The exercise: Reproduce this listing in full.

Data to use:
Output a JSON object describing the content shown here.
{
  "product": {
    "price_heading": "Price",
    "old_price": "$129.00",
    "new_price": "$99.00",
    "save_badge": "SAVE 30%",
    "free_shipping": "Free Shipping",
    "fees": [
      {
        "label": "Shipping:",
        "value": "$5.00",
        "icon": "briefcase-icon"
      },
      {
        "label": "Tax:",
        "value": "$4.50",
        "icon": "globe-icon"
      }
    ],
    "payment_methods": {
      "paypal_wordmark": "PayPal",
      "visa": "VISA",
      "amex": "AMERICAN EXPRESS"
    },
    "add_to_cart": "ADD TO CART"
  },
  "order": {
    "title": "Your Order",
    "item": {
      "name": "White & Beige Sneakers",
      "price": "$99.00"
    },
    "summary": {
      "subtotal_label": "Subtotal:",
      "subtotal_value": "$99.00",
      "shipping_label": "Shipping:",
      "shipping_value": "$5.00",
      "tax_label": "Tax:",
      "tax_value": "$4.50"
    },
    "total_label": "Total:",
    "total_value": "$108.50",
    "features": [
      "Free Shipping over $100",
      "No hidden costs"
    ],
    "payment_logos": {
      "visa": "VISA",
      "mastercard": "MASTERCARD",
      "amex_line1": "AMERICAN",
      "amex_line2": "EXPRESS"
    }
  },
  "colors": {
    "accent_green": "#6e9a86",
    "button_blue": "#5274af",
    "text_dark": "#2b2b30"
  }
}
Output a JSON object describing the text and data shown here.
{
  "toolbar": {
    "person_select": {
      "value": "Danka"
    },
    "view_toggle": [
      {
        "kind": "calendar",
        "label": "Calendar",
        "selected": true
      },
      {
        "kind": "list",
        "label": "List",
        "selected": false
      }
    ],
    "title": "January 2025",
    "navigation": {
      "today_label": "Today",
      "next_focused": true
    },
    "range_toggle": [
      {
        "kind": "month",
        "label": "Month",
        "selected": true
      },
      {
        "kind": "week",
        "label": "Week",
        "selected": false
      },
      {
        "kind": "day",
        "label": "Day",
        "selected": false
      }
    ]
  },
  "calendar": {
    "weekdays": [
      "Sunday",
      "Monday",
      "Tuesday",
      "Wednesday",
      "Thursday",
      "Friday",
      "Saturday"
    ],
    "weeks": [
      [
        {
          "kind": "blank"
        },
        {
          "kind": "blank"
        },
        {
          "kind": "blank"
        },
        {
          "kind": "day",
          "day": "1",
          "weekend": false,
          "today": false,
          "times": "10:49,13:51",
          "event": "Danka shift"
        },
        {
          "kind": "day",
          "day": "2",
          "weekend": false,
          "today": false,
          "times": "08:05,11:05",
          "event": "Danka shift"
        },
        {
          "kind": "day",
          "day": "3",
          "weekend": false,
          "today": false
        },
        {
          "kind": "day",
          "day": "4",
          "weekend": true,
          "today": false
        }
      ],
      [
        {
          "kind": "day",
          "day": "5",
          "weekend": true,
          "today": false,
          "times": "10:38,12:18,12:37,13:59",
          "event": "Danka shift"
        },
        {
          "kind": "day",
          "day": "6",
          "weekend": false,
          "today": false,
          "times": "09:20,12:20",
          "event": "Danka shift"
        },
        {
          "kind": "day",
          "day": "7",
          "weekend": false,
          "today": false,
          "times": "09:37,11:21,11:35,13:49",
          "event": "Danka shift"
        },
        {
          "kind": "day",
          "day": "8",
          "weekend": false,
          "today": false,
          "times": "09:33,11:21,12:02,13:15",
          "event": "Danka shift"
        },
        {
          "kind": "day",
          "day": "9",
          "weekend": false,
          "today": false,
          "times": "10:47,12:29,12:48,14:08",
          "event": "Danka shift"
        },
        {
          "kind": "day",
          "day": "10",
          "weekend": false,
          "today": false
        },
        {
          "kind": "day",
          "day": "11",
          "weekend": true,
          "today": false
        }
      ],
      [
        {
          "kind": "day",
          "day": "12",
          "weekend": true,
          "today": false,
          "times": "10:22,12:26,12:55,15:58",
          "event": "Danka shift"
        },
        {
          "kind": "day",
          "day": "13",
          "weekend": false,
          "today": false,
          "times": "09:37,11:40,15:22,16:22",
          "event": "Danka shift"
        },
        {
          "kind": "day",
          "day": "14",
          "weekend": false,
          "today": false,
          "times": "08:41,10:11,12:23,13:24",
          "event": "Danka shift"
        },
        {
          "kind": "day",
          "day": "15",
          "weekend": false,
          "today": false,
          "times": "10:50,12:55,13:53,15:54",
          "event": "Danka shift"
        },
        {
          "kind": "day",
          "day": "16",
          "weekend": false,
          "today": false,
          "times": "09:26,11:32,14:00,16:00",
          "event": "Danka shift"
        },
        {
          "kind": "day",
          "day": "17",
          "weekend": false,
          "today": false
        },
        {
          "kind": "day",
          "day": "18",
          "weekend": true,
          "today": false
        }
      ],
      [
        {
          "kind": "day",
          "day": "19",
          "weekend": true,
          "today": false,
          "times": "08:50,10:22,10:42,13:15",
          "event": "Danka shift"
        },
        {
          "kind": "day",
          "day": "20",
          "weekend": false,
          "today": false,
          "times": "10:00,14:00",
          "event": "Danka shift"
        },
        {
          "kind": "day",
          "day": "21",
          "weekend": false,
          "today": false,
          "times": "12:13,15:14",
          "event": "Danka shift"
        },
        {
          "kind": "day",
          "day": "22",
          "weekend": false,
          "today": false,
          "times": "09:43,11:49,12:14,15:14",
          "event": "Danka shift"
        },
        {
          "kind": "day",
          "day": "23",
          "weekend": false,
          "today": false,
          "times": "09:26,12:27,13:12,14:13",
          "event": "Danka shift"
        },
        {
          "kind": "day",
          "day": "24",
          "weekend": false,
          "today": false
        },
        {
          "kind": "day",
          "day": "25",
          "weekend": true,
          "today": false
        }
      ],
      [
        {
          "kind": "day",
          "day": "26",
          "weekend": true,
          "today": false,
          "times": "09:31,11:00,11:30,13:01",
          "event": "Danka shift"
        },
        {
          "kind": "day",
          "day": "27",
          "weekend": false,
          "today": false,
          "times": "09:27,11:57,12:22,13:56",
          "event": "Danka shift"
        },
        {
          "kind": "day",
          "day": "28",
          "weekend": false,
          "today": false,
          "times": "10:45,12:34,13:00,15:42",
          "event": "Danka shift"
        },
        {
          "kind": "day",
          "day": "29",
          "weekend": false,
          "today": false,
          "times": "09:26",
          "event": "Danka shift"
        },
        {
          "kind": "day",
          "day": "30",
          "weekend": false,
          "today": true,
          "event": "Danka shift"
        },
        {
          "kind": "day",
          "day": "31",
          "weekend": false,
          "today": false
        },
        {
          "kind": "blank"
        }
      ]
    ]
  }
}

Finished exercise:
Output a JSON object describing the content shown here.
{
  "product": {
    "price_heading": "Price",
    "old_price": "$129.00",
    "new_price": "$99.00",
    "save_badge": "SAVE 30%",
    "free_shipping": "Free Shipping",
    "fees": [
      {
        "label": "Shipping:",
        "value": "$5.00",
        "icon": "briefcase-icon"
      },
      {
        "label": "Tax:",
        "value": "$4.50",
        "icon": "globe-icon"
      }
    ],
    "payment_methods": {
      "paypal_wordmark": "PayPal",
      "visa": "VISA",
      "amex": "AMERICAN EXPRESS"
    },
    "add_to_cart": "ADD TO CART"
  },
  "order": {
    "title": "Your Order",
    "item": {
      "name": "White & Beige Sneakers",
      "price": "$99.00"
    },
    "summary": {
      "subtotal_label": "Subtotal:",
      "subtotal_value": "$99.00",
      "shipping_label": "Shipping:",
      "shipping_value": "$5.00",
      "tax_label": "Tax:",
      "tax_value": "$4.50"
    },
    "total_label": "Total:",
    "total_value": "$108.50",
    "features": [
      "Free Shipping over $100",
      "No hidden costs"
    ],
    "payment_logos": {
      "visa": "VISA",
      "mastercard": "MASTERCARD",
      "amex_line1": "AMERICAN",
      "amex_line2": "EXPRESS"
    }
  },
  "colors": {
    "accent_green": "#6e9a86",
    "button_blue": "#5274af",
    "text_dark": "#2b2b30"
  }
}
Output a JSON object describing the text and data shown here.
{
  "toolbar": {
    "person_select": {
      "value": "Danka"
    },
    "view_toggle": [
      {
        "kind": "calendar",
        "label": "Calendar",
        "selected": true
      },
      {
        "kind": "list",
        "label": "List",
        "selected": false
      }
    ],
    "title": "January 2025",
    "navigation": {
      "today_label": "Today",
      "next_focused": true
    },
    "range_toggle": [
      {
        "kind": "month",
        "label": "Month",
        "selected": true
      },
      {
        "kind": "week",
        "label": "Week",
        "selected": false
      },
      {
        "kind": "day",
        "label": "Day",
        "selected": false
      }
    ]
  },
  "calendar": {
    "weekdays": [
      "Sunday",
      "Monday",
      "Tuesday",
      "Wednesday",
      "Thursday",
      "Friday",
      "Saturday"
    ],
    "weeks": [
      [
        {
          "kind": "blank"
        },
        {
          "kind": "blank"
        },
        {
          "kind": "blank"
        },
        {
          "kind": "day",
          "day": "1",
          "weekend": false,
          "today": false,
          "times": "10:49,13:51",
          "event": "Danka shift"
        },
        {
          "kind": "day",
          "day": "2",
          "weekend": false,
          "today": false,
          "times": "08:05,11:05",
          "event": "Danka shift"
        },
        {
          "kind": "day",
          "day": "3",
          "weekend": false,
          "today": false
        },
        {
          "kind": "day",
          "day": "4",
          "weekend": true,
          "today": false
        }
      ],
      [
        {
          "kind": "day",
          "day": "5",
          "weekend": true,
          "today": false,
          "times": "10:38,12:18,12:37,13:59",
          "event": "Danka shift"
        },
        {
          "kind": "day",
          "day": "6",
          "weekend": false,
          "today": false,
          "times": "09:20,12:20",
          "event": "Danka shift"
        },
        {
          "kind": "day",
          "day": "7",
          "weekend": false,
          "today": false,
          "times": "09:37,11:21,11:35,13:49",
          "event": "Danka shift"
        },
        {
          "kind": "day",
          "day": "8",
          "weekend": false,
          "today": false,
          "times": "09:33,11:21,12:02,13:15",
          "event": "Danka shift"
        },
        {
          "kind": "day",
          "day": "9",
          "weekend": false,
          "today": false,
          "times": "10:47,12:29,12:48,14:08",
          "event": "Danka shift"
        },
        {
          "kind": "day",
          "day": "10",
          "weekend": false,
          "today": false
        },
        {
          "kind": "day",
          "day": "11",
          "weekend": true,
          "today": false
        }
      ],
      [
        {
          "kind": "day",
          "day": "12",
          "weekend": true,
          "today": false,
          "times": "10:22,12:26,12:55,15:58",
          "event": "Danka shift"
        },
        {
          "kind": "day",
          "day": "13",
          "weekend": false,
          "today": false,
          "times": "09:37,11:40,15:22,16:22",
          "event": "Danka shift"
        },
        {
          "kind": "day",
          "day": "14",
          "weekend": false,
          "today": false,
          "times": "08:41,10:11,12:23,13:24",
          "event": "Danka shift"
        },
        {
          "kind": "day",
          "day": "15",
          "weekend": false,
          "today": false,
          "times": "10:50,12:55,13:53,15:54",
          "event": "Danka shift"
        },
        {
          "kind": "day",
          "day": "16",
          "weekend": false,
          "today": false,
          "times": "09:26,11:32,14:00,16:00",
          "event": "Danka shift"
        },
        {
          "kind": "day",
          "day": "17",
          "weekend": false,
          "today": false
        },
        {
          "kind": "day",
          "day": "18",
          "weekend": true,
          "today": false
        }
      ],
      [
        {
          "kind": "day",
          "day": "19",
          "weekend": true,
          "today": false,
          "times": "08:50,10:22,10:42,13:15",
          "event": "Danka shift"
        },
        {
          "kind": "day",
          "day": "20",
          "weekend": false,
          "today": false,
          "times": "10:00,14:00",
          "event": "Danka shift"
        },
        {
          "kind": "day",
          "day": "21",
          "weekend": false,
          "today": false,
          "times": "12:13,15:14",
          "event": "Danka shift"
        },
        {
          "kind": "day",
          "day": "22",
          "weekend": false,
          "today": false,
          "times": "09:43,11:49,12:14,15:14",
          "event": "Danka shift"
        },
        {
          "kind": "day",
          "day": "23",
          "weekend": false,
          "today": false,
          "times": "09:26,12:27,13:12,14:13",
          "event": "Danka shift"
        },
        {
          "kind": "day",
          "day": "24",
          "weekend": false,
          "today": false
        },
        {
          "kind": "day",
          "day": "25",
          "weekend": true,
          "today": false
        }
      ],
      [
        {
          "kind": "day",
          "day": "26",
          "weekend": true,
          "today": false,
          "times": "09:31,11:00,11:30,13:01",
          "event": "Danka shift"
        },
        {
          "kind": "day",
          "day": "27",
          "weekend": false,
          "today": false,
          "times": "09:27,11:57,12:22,13:56",
          "event": "Danka shift"
        },
        {
          "kind": "day",
          "day": "28",
          "weekend": false,
          "today": false,
          "times": "10:45,12:34,13:00,15:42",
          "event": "Danka shift"
        },
        {
          "kind": "day",
          "day": "29",
          "weekend": false,
          "today": false,
          "times": "09:26",
          "event": "Danka shift"
        },
        {
          "kind": "day",
          "day": "30",
          "weekend": false,
          "today": true,
          "event": "Danka shift"
        },
        {
          "kind": "day",
          "day": "31",
          "weekend": false,
          "today": false
        },
        {
          "kind": "blank"
        }
      ]
    ]
  }
}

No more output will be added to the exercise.